■ **What needs to be done**
Please return every line of the records that contains the word "landet".

Dataset rows for document pages:

━━━━

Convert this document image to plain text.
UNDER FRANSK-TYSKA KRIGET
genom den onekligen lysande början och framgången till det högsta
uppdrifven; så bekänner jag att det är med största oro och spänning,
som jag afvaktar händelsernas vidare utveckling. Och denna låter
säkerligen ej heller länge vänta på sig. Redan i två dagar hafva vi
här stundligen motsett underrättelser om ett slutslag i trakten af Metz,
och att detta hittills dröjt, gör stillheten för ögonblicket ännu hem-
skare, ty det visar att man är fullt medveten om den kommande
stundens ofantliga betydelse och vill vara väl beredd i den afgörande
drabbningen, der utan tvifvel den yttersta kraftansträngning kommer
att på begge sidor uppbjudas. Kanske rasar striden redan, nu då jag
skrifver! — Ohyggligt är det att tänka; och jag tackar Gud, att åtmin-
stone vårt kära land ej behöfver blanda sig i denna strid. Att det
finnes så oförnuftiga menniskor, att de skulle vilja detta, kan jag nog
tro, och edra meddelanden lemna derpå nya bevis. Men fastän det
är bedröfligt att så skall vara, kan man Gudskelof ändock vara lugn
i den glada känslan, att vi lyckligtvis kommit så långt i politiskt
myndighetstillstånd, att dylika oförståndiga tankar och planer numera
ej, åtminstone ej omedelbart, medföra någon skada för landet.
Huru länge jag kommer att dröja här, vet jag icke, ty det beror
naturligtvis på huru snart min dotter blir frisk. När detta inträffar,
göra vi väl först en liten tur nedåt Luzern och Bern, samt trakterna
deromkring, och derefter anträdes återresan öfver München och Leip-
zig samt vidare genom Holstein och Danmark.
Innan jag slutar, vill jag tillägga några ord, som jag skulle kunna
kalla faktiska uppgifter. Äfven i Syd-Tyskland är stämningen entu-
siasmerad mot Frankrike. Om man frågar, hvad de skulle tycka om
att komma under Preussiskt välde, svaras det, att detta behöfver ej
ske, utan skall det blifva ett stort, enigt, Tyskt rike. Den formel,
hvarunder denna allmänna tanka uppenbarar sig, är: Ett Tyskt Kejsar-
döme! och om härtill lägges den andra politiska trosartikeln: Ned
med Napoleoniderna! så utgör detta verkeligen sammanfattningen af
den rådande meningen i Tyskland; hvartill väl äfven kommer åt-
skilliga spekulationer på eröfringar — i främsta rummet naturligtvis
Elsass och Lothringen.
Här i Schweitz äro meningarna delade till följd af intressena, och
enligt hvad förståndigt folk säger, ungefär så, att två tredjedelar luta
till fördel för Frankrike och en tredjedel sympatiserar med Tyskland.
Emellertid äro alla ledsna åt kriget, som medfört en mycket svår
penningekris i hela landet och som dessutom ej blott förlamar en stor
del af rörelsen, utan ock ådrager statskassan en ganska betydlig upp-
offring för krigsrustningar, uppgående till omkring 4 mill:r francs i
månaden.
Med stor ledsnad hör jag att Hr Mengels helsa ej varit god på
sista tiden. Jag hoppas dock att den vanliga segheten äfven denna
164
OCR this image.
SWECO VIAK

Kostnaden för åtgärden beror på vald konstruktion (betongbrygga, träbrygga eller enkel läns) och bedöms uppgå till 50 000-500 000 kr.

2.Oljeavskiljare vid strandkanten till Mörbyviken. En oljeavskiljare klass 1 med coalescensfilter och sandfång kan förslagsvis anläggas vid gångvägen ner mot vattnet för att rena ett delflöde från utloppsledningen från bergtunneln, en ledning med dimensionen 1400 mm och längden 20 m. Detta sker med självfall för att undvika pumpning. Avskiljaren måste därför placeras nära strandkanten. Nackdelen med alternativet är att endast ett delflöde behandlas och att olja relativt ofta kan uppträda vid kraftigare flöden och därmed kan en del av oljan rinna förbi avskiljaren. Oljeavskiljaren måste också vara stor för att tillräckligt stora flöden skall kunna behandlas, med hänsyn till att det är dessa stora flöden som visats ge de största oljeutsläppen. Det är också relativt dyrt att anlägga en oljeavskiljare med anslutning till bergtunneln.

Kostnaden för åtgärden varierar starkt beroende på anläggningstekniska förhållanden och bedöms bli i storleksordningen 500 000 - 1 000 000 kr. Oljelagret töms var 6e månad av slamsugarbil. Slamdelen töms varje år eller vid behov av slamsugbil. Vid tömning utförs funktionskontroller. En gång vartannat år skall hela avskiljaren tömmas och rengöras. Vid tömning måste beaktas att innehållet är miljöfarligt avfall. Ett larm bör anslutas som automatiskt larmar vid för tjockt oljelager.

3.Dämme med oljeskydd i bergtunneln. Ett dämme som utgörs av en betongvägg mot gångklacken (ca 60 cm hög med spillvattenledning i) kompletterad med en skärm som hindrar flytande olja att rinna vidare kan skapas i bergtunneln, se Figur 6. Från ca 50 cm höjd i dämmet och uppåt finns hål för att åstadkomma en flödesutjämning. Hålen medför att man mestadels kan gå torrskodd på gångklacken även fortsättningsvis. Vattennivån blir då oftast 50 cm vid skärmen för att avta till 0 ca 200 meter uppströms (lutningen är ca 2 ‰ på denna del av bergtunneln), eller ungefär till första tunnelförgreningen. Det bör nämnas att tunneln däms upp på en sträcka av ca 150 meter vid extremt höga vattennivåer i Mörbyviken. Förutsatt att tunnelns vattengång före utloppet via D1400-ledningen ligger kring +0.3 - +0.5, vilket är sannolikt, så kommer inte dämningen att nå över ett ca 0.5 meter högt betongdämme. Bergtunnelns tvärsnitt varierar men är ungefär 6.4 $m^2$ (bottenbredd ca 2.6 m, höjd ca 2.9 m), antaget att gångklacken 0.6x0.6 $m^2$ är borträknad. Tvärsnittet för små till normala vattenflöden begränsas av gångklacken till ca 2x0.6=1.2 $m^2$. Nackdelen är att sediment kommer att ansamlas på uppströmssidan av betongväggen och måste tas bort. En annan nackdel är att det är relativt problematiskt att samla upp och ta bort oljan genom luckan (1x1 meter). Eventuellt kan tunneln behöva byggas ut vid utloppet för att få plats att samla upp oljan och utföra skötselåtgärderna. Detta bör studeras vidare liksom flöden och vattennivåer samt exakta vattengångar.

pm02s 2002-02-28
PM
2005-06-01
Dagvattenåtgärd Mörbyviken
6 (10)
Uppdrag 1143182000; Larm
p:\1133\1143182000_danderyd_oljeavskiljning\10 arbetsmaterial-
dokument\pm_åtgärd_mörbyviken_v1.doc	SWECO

━━━━

■ **Task answer**
ej, åtminstone ej omedelbart, medföra någon skada för landet.
penningekris i hela landet och som dessutom ej blott förlamar en stor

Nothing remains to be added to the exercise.